Items listed in a dataset
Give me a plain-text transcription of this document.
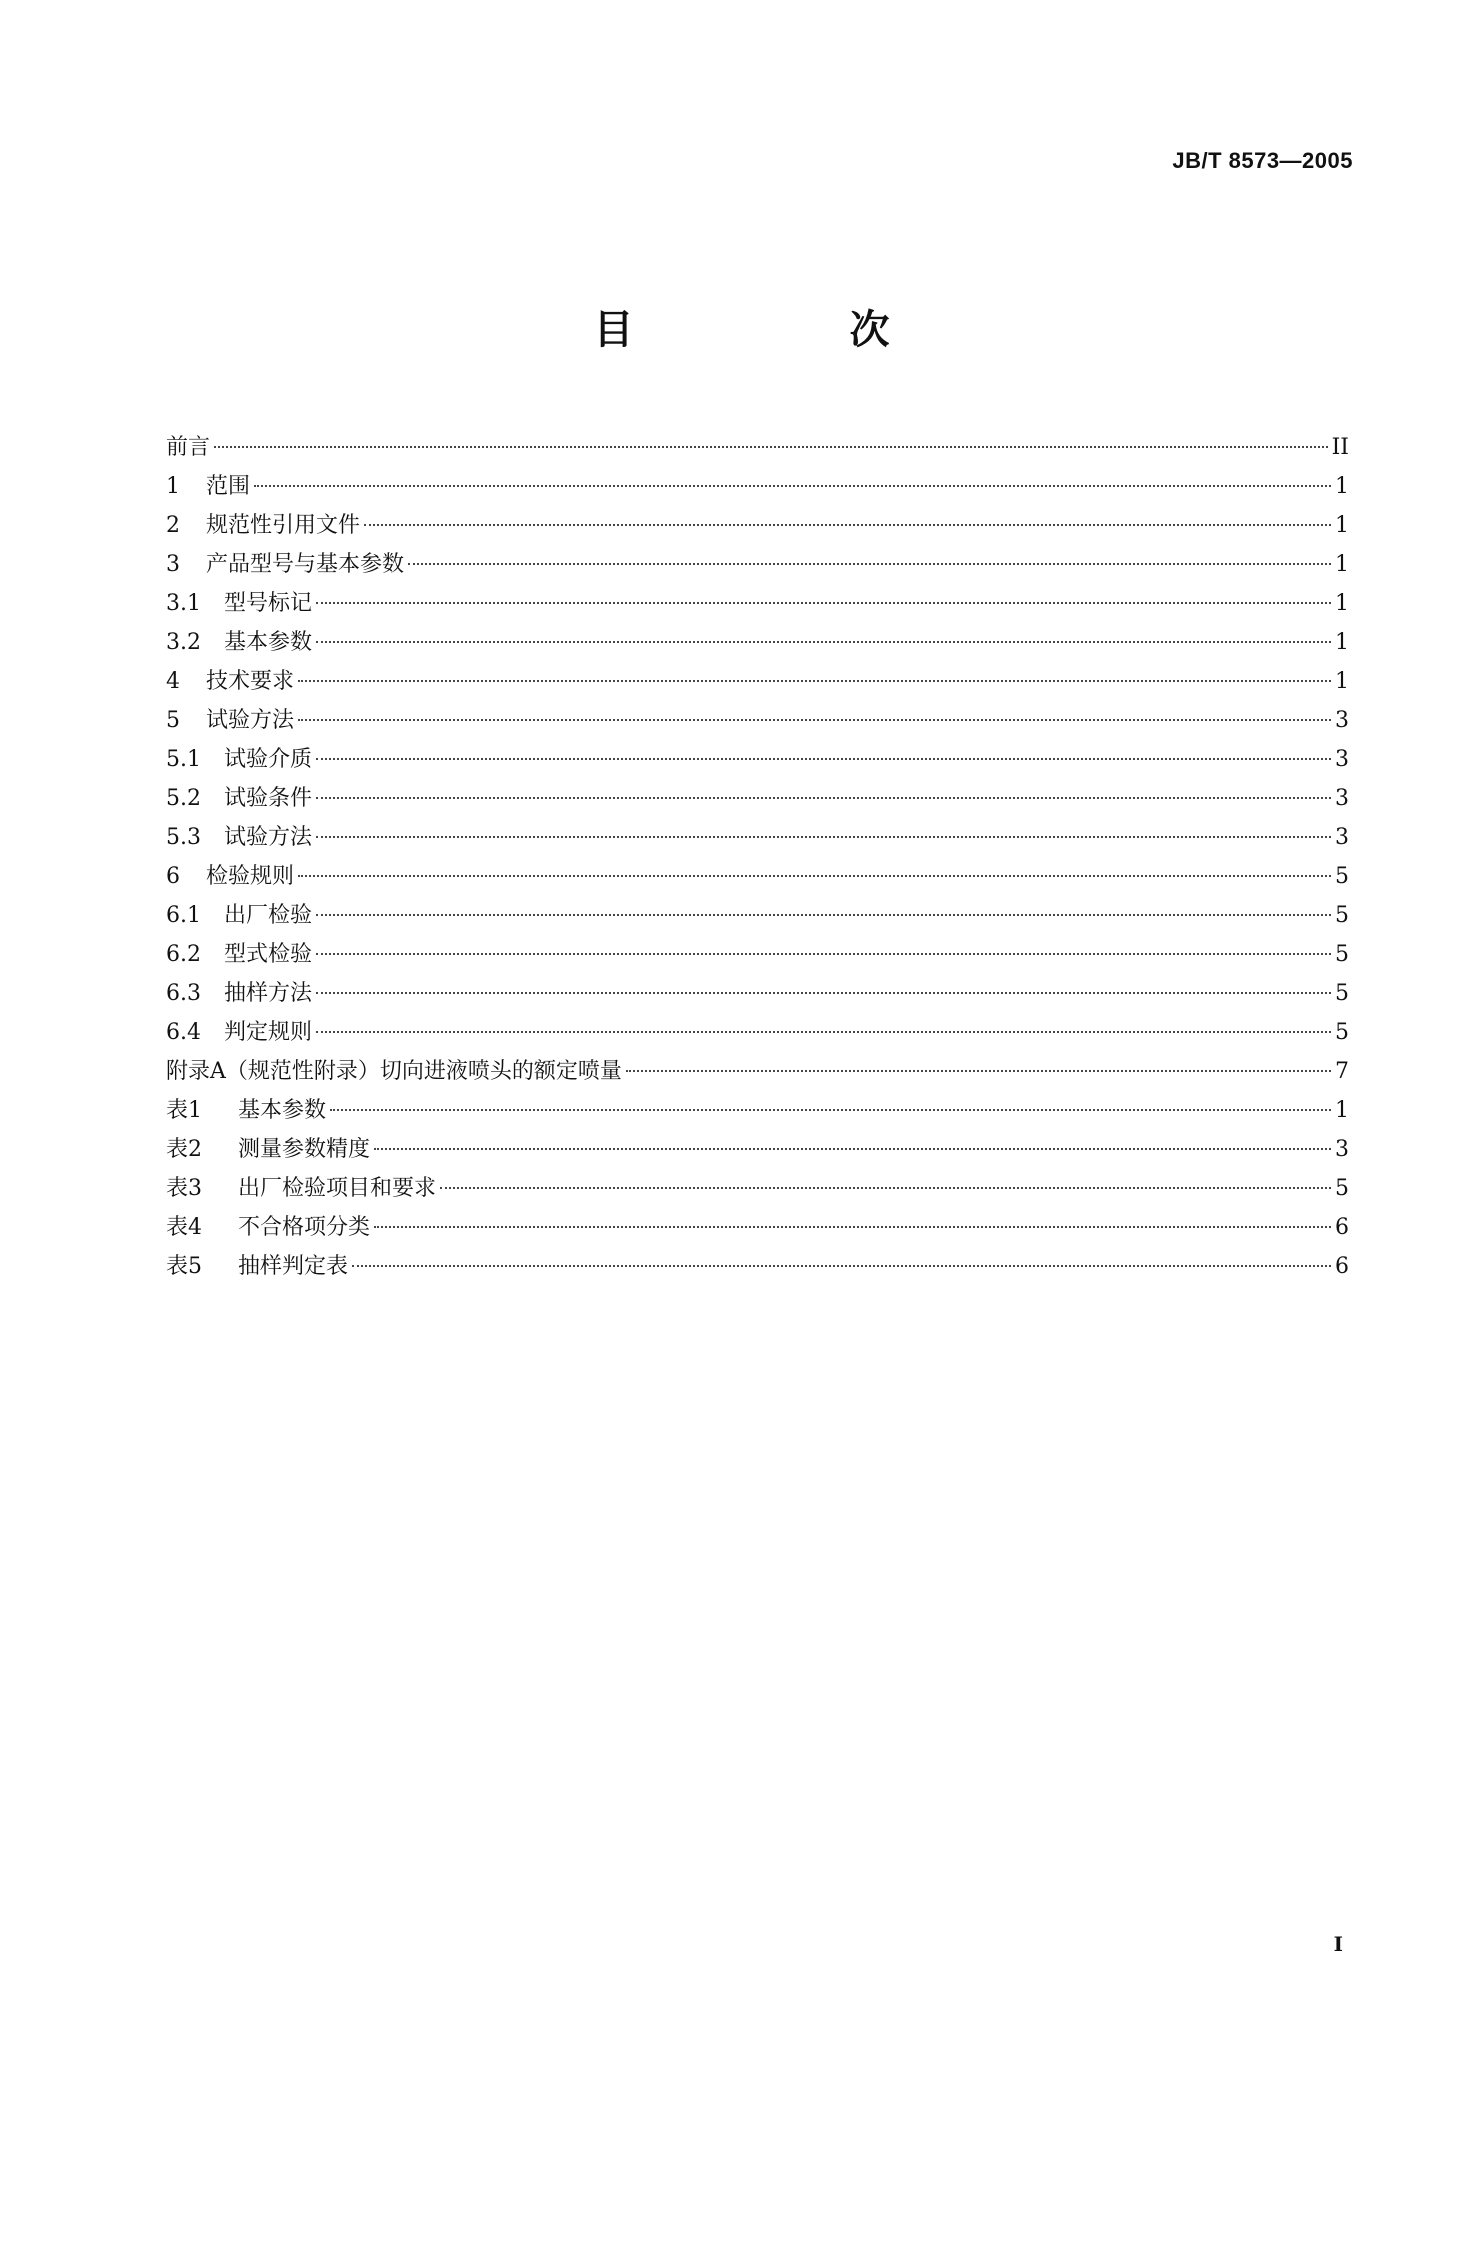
JB/T 8573—2005
目　次
前言	II
1	范围	1
2	规范性引用文件	1
3	产品型号与基本参数	1
3.1	型号标记	1
3.2	基本参数	1
4	技术要求	1
5	试验方法	3
5.1	试验介质	3
5.2	试验条件	3
5.3	试验方法	3
6	检验规则	5
6.1	出厂检验	5
6.2	型式检验	5
6.3	抽样方法	5
6.4	判定规则	5
附录A（规范性附录）切向进液喷头的额定喷量	7
表1	基本参数	1
表2	测量参数精度	3
表3	出厂检验项目和要求	5
表4	不合格项分类	6
表5	抽样判定表	6
I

> **PROBLEM REQUIREMENTS**
Reproduce the entries above exactly. Do not include the images.

> **TASK SOLUTION**
Give me a plain-text transcription of this document.
JB/T 8573—2005
目　次
前言	II
1	范围	1
2	规范性引用文件	1
3	产品型号与基本参数	1
3.1	型号标记	1
3.2	基本参数	1
4	技术要求	1
5	试验方法	3
5.1	试验介质	3
5.2	试验条件	3
5.3	试验方法	3
6	检验规则	5
6.1	出厂检验	5
6.2	型式检验	5
6.3	抽样方法	5
6.4	判定规则	5
附录A（规范性附录）切向进液喷头的额定喷量	7
表1	基本参数	1
表2	测量参数精度	3
表3	出厂检验项目和要求	5
表4	不合格项分类	6
表5	抽样判定表	6
I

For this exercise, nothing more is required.